_Material provided_
--*--
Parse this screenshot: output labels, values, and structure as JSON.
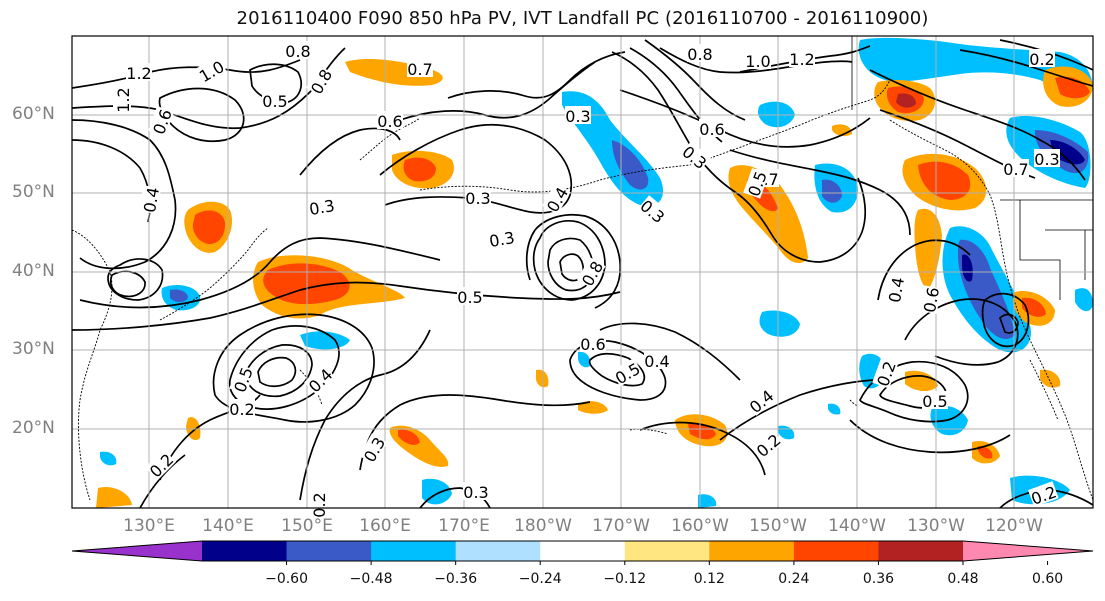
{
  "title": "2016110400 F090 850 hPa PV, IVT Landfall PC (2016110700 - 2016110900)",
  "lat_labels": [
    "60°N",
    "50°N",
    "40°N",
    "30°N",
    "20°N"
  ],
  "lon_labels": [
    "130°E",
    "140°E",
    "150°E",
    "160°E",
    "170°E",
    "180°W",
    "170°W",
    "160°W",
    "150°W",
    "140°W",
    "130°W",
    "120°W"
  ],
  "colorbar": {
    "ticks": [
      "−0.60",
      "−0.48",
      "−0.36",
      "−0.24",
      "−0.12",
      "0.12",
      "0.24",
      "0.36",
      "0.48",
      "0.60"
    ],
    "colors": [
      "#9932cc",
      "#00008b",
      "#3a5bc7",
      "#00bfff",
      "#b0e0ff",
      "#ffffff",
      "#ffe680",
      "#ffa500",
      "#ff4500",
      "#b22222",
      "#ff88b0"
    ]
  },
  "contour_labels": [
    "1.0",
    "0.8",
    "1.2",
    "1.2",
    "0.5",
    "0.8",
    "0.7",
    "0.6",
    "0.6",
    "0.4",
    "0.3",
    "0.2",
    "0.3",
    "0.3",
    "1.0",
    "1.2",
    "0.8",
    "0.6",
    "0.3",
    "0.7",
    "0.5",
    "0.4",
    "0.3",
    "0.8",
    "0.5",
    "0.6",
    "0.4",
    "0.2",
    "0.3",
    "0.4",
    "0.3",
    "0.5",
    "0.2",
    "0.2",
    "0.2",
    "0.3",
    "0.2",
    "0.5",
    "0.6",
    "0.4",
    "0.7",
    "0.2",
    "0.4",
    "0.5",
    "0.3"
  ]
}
--*--
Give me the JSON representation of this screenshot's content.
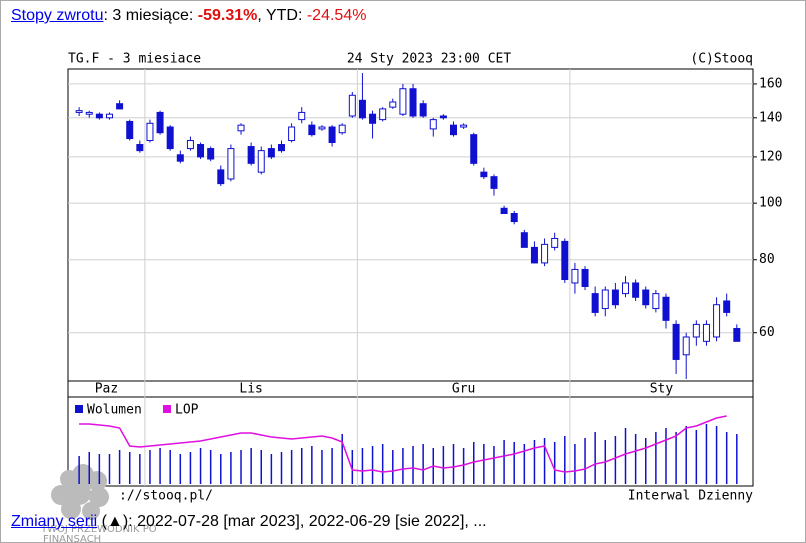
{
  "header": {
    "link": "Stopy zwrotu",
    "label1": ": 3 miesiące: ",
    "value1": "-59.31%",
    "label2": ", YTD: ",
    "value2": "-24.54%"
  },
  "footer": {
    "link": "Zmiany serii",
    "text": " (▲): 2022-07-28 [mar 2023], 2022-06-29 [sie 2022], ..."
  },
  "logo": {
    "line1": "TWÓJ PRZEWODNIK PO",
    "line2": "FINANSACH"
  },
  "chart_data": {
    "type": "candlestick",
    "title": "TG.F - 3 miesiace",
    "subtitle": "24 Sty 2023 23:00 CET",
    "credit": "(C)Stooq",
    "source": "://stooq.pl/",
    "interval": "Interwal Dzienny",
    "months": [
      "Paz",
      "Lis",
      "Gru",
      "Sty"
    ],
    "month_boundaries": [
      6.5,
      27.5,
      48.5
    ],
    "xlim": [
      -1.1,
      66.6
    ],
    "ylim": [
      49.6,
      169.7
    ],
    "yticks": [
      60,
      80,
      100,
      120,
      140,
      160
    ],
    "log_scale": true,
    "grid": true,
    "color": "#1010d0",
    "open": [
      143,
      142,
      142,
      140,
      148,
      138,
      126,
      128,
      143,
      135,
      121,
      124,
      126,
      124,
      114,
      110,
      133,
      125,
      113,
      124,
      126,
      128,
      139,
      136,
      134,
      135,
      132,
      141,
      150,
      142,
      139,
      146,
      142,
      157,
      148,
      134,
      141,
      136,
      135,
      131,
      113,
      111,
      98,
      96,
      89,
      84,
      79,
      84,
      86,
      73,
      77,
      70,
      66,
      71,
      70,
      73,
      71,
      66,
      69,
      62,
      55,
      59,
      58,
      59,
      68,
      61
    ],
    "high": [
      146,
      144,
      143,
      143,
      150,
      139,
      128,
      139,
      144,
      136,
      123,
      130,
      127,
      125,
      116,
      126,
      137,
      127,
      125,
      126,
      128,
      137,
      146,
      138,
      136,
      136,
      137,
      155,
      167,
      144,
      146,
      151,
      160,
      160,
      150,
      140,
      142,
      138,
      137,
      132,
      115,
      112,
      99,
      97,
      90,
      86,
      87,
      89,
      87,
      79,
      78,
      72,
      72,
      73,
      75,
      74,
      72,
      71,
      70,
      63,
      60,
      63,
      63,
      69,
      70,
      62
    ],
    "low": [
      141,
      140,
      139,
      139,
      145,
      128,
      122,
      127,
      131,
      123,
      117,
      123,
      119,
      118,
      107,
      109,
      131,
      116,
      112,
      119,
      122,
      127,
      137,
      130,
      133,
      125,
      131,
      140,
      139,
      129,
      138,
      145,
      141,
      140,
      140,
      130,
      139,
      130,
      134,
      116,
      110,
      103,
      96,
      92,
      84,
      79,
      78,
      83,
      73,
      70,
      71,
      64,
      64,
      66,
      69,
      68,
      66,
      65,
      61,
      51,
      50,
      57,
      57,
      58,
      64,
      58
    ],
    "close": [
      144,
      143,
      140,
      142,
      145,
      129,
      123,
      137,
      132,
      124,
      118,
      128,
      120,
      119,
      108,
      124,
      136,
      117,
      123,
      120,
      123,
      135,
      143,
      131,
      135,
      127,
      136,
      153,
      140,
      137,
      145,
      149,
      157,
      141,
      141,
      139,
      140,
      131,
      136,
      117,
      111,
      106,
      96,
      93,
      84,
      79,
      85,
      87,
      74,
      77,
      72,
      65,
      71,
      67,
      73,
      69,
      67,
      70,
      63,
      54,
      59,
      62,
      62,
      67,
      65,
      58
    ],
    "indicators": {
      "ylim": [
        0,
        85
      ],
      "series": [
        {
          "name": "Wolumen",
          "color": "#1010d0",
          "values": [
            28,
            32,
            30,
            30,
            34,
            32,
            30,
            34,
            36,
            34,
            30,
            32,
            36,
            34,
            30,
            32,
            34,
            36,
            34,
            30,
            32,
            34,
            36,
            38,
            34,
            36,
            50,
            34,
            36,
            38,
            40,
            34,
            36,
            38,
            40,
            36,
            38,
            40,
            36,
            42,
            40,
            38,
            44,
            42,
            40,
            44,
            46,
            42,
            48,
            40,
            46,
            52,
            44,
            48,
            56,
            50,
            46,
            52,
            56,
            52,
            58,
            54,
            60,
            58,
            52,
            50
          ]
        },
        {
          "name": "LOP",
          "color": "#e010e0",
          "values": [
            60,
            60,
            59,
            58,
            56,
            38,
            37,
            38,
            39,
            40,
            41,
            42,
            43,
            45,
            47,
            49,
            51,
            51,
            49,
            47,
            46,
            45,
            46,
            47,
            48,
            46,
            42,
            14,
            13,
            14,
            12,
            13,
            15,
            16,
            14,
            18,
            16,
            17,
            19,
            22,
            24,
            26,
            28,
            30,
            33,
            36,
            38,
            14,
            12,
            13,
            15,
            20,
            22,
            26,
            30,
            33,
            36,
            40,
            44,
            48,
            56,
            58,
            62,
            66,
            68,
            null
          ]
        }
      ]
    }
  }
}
--*--
_What is expected_
In the records above, collect each line with "link".

_Solved problem_
    "link": "Stopy zwrotu",
    "link": "Zmiany serii",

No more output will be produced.